Exercise instructions
Each line that holds the string "Request" counts once; say how many such lines there are and add nothing.

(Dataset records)

————————

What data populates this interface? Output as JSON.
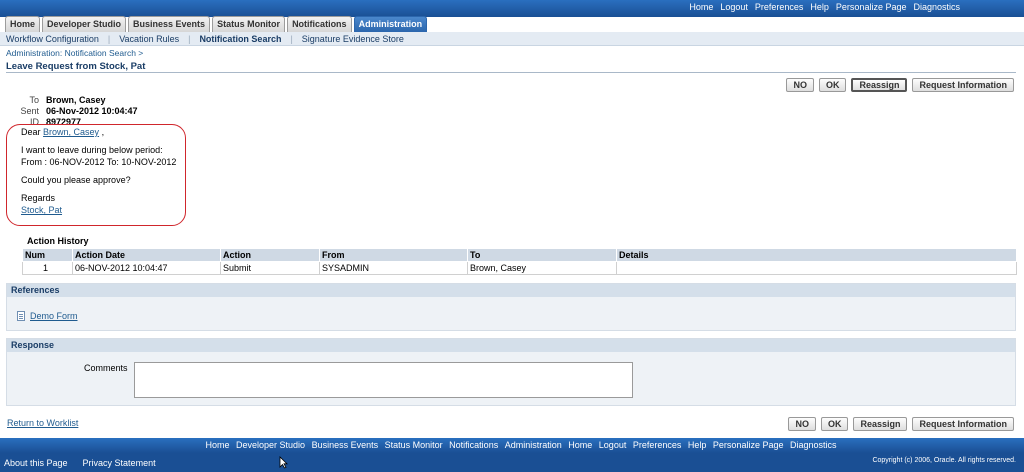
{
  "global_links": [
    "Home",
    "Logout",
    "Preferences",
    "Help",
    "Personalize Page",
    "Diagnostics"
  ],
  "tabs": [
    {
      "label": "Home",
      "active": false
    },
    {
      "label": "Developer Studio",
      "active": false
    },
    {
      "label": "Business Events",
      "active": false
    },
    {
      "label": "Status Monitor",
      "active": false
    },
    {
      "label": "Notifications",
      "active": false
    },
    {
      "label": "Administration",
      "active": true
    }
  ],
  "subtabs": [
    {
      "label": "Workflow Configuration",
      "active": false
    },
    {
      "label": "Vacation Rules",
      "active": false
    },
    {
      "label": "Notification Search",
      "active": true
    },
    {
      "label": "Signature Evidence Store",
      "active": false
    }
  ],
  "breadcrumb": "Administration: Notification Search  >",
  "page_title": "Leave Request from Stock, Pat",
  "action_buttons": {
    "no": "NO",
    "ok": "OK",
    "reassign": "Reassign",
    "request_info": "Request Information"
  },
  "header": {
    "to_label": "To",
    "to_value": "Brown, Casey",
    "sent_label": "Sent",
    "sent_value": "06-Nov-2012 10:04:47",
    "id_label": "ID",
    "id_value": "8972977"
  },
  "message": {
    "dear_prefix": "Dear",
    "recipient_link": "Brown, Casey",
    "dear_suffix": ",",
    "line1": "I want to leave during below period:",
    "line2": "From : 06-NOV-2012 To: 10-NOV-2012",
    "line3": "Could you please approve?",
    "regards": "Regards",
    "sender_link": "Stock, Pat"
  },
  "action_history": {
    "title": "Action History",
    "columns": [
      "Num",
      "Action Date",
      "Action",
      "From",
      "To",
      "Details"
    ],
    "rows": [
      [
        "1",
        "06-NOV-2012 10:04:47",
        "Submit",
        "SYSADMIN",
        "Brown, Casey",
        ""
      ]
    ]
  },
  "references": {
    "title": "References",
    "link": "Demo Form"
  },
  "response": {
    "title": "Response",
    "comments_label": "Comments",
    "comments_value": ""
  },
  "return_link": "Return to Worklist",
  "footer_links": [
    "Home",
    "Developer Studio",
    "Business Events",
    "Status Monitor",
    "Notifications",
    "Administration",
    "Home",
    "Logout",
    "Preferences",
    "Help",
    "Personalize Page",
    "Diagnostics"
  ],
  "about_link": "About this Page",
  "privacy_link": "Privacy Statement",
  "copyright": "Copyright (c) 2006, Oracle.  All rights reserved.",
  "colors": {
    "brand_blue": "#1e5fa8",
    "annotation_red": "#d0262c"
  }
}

————————

Written answer
2